__Problem details__
Copy out every entry precisely.

__Provided information__
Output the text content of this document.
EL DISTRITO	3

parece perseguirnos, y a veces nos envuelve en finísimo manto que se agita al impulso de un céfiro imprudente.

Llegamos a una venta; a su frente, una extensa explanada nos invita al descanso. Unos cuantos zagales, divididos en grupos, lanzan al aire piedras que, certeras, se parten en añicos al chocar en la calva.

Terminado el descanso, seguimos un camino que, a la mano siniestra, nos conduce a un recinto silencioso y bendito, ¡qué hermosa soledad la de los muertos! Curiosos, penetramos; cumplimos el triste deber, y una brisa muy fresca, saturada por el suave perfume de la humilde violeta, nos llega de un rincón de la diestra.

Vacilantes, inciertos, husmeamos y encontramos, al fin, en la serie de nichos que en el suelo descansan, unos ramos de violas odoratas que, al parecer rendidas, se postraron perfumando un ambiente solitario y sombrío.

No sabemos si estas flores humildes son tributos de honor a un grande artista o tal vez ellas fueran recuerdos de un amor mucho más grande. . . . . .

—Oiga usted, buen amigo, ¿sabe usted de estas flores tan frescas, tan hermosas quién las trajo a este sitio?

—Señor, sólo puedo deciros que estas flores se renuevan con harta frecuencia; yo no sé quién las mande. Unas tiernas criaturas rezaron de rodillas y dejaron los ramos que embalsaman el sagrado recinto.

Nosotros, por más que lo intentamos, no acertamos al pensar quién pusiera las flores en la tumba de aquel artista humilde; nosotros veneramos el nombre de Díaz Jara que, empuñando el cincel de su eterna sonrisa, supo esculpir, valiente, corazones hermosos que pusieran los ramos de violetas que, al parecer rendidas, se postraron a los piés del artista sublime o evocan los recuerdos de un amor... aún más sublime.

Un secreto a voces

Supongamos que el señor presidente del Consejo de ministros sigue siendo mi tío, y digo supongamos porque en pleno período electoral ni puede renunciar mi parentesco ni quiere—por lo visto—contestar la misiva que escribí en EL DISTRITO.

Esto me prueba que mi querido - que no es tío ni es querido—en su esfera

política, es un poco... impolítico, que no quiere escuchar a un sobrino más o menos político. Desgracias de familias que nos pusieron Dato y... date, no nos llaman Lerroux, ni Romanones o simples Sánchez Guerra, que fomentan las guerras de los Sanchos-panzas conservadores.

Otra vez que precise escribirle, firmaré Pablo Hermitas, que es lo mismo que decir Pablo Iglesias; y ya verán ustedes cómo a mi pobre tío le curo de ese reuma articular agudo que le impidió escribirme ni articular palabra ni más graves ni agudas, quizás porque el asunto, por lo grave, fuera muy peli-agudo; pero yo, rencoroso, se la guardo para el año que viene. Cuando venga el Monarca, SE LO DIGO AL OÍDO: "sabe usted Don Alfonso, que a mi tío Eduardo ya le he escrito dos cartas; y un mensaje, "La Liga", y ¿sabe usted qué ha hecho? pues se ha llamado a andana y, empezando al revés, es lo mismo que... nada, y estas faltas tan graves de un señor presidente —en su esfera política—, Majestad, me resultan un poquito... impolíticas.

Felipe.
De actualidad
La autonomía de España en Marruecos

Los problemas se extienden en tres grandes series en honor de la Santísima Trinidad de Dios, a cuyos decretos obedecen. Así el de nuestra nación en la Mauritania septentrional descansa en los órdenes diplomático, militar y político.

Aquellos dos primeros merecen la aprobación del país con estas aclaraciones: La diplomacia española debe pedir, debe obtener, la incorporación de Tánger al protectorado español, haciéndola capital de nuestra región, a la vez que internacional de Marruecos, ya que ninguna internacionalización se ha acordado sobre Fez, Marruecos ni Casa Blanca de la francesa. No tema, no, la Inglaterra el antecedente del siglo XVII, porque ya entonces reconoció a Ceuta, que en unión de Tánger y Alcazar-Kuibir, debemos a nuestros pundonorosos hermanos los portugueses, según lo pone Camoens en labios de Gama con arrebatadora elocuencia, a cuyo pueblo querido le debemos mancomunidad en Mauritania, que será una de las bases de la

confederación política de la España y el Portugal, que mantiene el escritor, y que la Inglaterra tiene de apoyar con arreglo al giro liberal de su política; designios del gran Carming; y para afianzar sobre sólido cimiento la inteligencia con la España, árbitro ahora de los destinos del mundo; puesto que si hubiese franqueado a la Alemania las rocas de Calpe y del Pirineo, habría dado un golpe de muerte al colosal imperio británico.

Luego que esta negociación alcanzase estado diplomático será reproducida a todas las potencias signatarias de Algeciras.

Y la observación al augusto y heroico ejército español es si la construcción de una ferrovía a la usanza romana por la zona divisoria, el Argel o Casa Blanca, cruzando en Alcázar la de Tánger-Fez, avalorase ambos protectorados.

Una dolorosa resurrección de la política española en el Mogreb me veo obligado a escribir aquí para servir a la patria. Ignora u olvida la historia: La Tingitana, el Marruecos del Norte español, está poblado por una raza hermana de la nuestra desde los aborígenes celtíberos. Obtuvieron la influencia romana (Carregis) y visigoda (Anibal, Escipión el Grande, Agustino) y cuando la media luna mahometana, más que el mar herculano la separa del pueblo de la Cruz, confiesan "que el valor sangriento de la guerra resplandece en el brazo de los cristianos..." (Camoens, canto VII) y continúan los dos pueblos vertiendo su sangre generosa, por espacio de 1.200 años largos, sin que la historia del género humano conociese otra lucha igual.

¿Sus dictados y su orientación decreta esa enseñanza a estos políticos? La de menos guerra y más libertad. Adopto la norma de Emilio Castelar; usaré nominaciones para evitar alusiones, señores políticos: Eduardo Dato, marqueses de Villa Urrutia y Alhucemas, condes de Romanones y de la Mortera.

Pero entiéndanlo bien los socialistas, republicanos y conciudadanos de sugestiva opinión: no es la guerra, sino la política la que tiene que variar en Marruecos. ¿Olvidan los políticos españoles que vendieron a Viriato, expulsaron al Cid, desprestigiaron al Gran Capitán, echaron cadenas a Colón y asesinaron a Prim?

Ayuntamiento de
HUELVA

__Result__
Output the text content of this document.
EL DISTRITO	3

parece perseguirnos, y a veces nos envuelve en finísimo manto que se agita al impulso de un céfiro imprudente.

Llegamos a una venta; a su frente, una extensa explanada nos invita al descanso. Unos cuantos zagales, divididos en grupos, lanzan al aire piedras que, certeras, se parten en añicos al chocar en la calva.

Terminado el descanso, seguimos un camino que, a la mano siniestra, nos conduce a un recinto silencioso y bendito, ¡qué hermosa soledad la de los muertos! Curiosos, penetramos; cumplimos el triste deber, y una brisa muy fresca, saturada por el suave perfume de la humilde violeta, nos llega de un rincón de la diestra.

Vacilantes, inciertos, husmeamos y encontramos, al fin, en la serie de nichos que en el suelo descansan, unos ramos de violas odoratas que, al parecer rendidas, se postraron perfumando un ambiente solitario y sombrío.

No sabemos si estas flores humildes son tributos de honor a un grande artista o tal vez ellas fueran recuerdos de un amor mucho más grande. . . . . .

—Oiga usted, buen amigo, ¿sabe usted de estas flores tan frescas, tan hermosas quién las trajo a este sitio?

—Señor, sólo puedo deciros que estas flores se renuevan con harta frecuencia; yo no sé quién las mande. Unas tiernas criaturas rezaron de rodillas y dejaron los ramos que embalsaman el sagrado recinto.

Nosotros, por más que lo intentamos, no acertamos al pensar quién pusiera las flores en la tumba de aquel artista humilde; nosotros veneramos el nombre de Díaz Jara que, empuñando el cincel de su eterna sonrisa, supo esculpir, valiente, corazones hermosos que pusieran los ramos de violetas que, al parecer rendidas, se postraron a los piés del artista sublime o evocan los recuerdos de un amor... aún más sublime.

Un secreto a voces

Supongamos que el señor presidente del Consejo de ministros sigue siendo mi tío, y digo supongamos porque en pleno período electoral ni puede renunciar mi parentesco ni quiere—por lo visto—contestar la misiva que escribí en EL DISTRITO.

Esto me prueba que mi querido - que no es tío ni es querido—en su esfera

política, es un poco... impolítico, que no quiere escuchar a un sobrino más o menos político. Desgracias de familias que nos pusieron Dato y... date, no nos llaman Lerroux, ni Romanones o simples Sánchez Guerra, que fomentan las guerras de los Sanchos-panzas conservadores.

Otra vez que precise escribirle, firmaré Pablo Hermitas, que es lo mismo que decir Pablo Iglesias; y ya verán ustedes cómo a mi pobre tío le curo de ese reuma articular agudo que le impidió escribirme ni articular palabra ni más graves ni agudas, quizás porque el asunto, por lo grave, fuera muy peli-agudo; pero yo, rencoroso, se la guardo para el año que viene. Cuando venga el Monarca, SE LO DIGO AL OÍDO: "sabe usted Don Alfonso, que a mi tío Eduardo ya le he escrito dos cartas; y un mensaje, "La Liga", y ¿sabe usted qué ha hecho? pues se ha llamado a andana y, empezando al revés, es lo mismo que... nada, y estas faltas tan graves de un señor presidente —en su esfera política—, Majestad, me resultan un poquito... impolíticas.

Felipe.
De actualidad
La autonomía de España en Marruecos

Los problemas se extienden en tres grandes series en honor de la Santísima Trinidad de Dios, a cuyos decretos obedecen. Así el de nuestra nación en la Mauritania septentrional descansa en los órdenes diplomático, militar y político.

Aquellos dos primeros merecen la aprobación del país con estas aclaraciones: La diplomacia española debe pedir, debe obtener, la incorporación de Tánger al protectorado español, haciéndola capital de nuestra región, a la vez que internacional de Marruecos, ya que ninguna internacionalización se ha acordado sobre Fez, Marruecos ni Casa Blanca de la francesa. No tema, no, la Inglaterra el antecedente del siglo XVII, porque ya entonces reconoció a Ceuta, que en unión de Tánger y Alcazar-Kuibir, debemos a nuestros pundonorosos hermanos los portugueses, según lo pone Camoens en labios de Gama con arrebatadora elocuencia, a cuyo pueblo querido le debemos mancomunidad en Mauritania, que será una de las bases de la

confederación política de la España y el Portugal, que mantiene el escritor, y que la Inglaterra tiene de apoyar con arreglo al giro liberal de su política; designios del gran Carming; y para afianzar sobre sólido cimiento la inteligencia con la España, árbitro ahora de los destinos del mundo; puesto que si hubiese franqueado a la Alemania las rocas de Calpe y del Pirineo, habría dado un golpe de muerte al colosal imperio británico.

Luego que esta negociación alcanzase estado diplomático será reproducida a todas las potencias signatarias de Algeciras.

Y la observación al augusto y heroico ejército español es si la construcción de una ferrovía a la usanza romana por la zona divisoria, el Argel o Casa Blanca, cruzando en Alcázar la de Tánger-Fez, avalorase ambos protectorados.

Una dolorosa resurrección de la política española en el Mogreb me veo obligado a escribir aquí para servir a la patria. Ignora u olvida la historia: La Tingitana, el Marruecos del Norte español, está poblado por una raza hermana de la nuestra desde los aborígenes celtíberos. Obtuvieron la influencia romana (Carregis) y visigoda (Anibal, Escipión el Grande, Agustino) y cuando la media luna mahometana, más que el mar herculano la separa del pueblo de la Cruz, confiesan "que el valor sangriento de la guerra resplandece en el brazo de los cristianos..." (Camoens, canto VII) y continúan los dos pueblos vertiendo su sangre generosa, por espacio de 1.200 años largos, sin que la historia del género humano conociese otra lucha igual.

¿Sus dictados y su orientación decreta esa enseñanza a estos políticos? La de menos guerra y más libertad. Adopto la norma de Emilio Castelar; usaré nominaciones para evitar alusiones, señores políticos: Eduardo Dato, marqueses de Villa Urrutia y Alhucemas, condes de Romanones y de la Mortera.

Pero entiéndanlo bien los socialistas, republicanos y conciudadanos de sugestiva opinión: no es la guerra, sino la política la que tiene que variar en Marruecos. ¿Olvidan los políticos españoles que vendieron a Viriato, expulsaron al Cid, desprestigiaron al Gran Capitán, echaron cadenas a Colón y asesinaron a Prim?

Ayuntamiento de
HUELVA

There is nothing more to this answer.